▼

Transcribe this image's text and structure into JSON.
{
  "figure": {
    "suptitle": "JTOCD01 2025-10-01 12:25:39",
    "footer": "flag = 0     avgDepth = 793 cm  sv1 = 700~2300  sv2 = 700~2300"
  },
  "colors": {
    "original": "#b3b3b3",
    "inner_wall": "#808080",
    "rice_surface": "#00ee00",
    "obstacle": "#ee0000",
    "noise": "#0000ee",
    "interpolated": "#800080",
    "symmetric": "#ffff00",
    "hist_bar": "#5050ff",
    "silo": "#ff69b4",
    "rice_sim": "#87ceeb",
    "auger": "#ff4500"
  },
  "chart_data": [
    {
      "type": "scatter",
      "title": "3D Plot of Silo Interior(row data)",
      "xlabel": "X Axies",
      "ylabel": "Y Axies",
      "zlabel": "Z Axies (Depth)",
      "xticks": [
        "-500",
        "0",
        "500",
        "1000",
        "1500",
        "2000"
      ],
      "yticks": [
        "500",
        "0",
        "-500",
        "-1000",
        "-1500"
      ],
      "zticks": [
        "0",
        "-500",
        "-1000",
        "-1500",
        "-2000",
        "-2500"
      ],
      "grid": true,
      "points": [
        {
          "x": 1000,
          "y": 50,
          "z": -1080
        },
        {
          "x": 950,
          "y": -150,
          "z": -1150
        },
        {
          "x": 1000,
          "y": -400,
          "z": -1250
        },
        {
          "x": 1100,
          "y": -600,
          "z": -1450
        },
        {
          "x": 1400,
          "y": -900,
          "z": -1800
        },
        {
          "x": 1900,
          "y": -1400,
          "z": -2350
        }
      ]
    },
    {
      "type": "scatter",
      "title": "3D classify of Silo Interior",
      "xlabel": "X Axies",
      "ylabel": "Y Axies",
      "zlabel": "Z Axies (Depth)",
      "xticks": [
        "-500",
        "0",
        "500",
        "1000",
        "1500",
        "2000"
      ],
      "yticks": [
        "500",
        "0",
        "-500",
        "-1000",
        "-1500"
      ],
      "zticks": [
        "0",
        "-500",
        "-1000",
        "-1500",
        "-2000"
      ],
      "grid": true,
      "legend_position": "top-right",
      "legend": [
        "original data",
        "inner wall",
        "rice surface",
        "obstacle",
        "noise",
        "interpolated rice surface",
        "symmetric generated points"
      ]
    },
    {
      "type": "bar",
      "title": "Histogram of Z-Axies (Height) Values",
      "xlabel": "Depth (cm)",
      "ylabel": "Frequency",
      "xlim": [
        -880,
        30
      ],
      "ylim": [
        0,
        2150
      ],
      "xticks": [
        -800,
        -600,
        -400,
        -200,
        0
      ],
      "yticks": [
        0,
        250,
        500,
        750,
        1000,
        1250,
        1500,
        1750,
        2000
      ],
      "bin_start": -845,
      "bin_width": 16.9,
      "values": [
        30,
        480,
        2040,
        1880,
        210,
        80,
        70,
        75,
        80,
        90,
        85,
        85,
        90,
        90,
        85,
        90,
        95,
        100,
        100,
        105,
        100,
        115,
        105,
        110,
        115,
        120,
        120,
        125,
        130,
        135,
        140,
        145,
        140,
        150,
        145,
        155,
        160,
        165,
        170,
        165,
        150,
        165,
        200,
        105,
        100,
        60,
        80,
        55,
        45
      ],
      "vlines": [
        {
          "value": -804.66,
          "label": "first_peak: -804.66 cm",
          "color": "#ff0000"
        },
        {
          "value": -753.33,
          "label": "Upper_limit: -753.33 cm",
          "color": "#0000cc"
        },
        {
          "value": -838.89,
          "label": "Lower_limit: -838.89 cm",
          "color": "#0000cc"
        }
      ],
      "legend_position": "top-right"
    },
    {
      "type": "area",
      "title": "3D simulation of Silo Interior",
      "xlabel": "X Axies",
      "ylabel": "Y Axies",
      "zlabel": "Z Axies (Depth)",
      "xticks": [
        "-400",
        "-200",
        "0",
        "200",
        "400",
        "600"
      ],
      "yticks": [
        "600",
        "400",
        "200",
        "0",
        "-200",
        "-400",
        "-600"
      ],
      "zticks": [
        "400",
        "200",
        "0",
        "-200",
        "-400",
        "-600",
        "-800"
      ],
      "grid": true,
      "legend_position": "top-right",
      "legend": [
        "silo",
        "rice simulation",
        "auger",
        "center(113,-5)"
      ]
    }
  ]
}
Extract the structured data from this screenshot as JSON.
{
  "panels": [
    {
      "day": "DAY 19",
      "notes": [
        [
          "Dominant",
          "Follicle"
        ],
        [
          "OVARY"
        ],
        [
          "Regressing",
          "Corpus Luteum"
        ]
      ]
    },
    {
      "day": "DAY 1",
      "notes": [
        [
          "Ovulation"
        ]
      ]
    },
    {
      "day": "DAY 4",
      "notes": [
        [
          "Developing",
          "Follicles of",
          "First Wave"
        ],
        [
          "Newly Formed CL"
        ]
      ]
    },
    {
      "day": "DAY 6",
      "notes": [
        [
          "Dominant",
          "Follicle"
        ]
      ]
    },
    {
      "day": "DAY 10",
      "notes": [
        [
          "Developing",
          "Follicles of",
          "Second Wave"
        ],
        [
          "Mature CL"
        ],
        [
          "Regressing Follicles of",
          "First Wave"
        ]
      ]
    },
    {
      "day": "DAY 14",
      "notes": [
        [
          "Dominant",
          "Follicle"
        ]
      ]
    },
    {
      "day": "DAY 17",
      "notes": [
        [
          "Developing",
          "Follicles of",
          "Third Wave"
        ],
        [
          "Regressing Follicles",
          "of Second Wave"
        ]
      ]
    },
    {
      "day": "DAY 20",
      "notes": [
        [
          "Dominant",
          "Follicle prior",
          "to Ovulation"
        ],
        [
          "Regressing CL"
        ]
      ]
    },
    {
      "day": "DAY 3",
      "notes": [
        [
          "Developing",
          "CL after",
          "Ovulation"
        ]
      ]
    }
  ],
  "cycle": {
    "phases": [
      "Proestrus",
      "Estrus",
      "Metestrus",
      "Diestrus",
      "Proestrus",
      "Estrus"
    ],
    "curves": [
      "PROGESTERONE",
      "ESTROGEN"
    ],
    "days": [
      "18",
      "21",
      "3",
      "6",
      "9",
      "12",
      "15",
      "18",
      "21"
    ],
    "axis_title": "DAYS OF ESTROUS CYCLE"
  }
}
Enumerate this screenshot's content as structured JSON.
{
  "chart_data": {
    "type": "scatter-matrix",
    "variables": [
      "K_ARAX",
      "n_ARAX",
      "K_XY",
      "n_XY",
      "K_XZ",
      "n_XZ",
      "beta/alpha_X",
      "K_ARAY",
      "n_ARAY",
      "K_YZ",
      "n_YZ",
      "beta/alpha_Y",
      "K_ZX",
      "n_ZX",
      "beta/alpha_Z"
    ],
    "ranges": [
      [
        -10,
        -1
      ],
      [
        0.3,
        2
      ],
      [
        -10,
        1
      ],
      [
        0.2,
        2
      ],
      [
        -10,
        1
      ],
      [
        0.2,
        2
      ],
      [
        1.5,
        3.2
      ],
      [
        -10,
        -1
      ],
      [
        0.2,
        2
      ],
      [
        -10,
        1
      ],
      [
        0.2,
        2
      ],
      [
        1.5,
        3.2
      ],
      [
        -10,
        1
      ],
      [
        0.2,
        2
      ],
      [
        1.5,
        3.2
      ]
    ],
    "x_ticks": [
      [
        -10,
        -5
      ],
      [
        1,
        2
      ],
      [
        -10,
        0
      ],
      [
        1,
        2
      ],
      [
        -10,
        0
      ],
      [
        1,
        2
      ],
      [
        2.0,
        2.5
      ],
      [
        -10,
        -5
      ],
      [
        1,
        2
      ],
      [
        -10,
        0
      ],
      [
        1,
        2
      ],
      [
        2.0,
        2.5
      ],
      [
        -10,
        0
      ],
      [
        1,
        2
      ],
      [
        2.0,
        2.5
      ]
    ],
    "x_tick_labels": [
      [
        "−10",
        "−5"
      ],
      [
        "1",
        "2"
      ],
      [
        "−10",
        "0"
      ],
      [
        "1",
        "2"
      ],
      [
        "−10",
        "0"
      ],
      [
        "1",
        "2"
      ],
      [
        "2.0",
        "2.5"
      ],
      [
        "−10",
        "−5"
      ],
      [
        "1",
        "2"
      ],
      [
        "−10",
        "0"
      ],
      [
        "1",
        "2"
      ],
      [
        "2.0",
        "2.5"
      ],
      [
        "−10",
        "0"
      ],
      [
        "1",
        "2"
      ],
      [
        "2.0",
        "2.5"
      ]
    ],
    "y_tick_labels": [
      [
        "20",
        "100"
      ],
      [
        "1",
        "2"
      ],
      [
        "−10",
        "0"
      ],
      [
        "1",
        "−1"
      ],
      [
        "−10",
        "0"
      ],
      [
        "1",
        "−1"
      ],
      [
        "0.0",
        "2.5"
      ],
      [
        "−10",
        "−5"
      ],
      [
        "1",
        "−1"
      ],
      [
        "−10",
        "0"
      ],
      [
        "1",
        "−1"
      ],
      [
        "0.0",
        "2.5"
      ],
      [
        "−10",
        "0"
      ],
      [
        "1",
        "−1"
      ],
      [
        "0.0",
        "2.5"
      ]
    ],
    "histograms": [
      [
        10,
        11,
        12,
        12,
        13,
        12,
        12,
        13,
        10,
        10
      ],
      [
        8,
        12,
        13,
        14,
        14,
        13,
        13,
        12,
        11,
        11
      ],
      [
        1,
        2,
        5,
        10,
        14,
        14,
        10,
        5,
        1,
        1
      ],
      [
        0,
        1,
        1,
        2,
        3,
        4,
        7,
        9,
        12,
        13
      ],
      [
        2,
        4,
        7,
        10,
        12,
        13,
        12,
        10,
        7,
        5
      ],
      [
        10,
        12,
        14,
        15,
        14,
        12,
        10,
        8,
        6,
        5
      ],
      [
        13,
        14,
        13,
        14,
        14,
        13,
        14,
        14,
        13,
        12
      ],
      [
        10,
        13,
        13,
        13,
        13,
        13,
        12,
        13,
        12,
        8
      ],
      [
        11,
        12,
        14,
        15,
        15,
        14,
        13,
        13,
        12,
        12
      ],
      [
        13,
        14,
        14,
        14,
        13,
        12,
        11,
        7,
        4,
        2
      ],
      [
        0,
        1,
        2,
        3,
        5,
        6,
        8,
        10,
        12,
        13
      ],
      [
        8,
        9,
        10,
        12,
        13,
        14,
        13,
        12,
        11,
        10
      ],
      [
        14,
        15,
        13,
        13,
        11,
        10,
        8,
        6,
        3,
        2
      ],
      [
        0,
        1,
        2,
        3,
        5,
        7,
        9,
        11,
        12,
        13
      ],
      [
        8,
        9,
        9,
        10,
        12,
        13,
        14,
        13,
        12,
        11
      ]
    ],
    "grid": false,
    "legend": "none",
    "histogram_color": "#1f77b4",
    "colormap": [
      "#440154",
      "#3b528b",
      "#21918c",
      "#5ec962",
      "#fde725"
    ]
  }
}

▲

== TASK PROMPT ==
Each line containing the word "Wave" counts once; say how many such lines there are, giving only the number.

== ANSWER TO THE TASK ==
5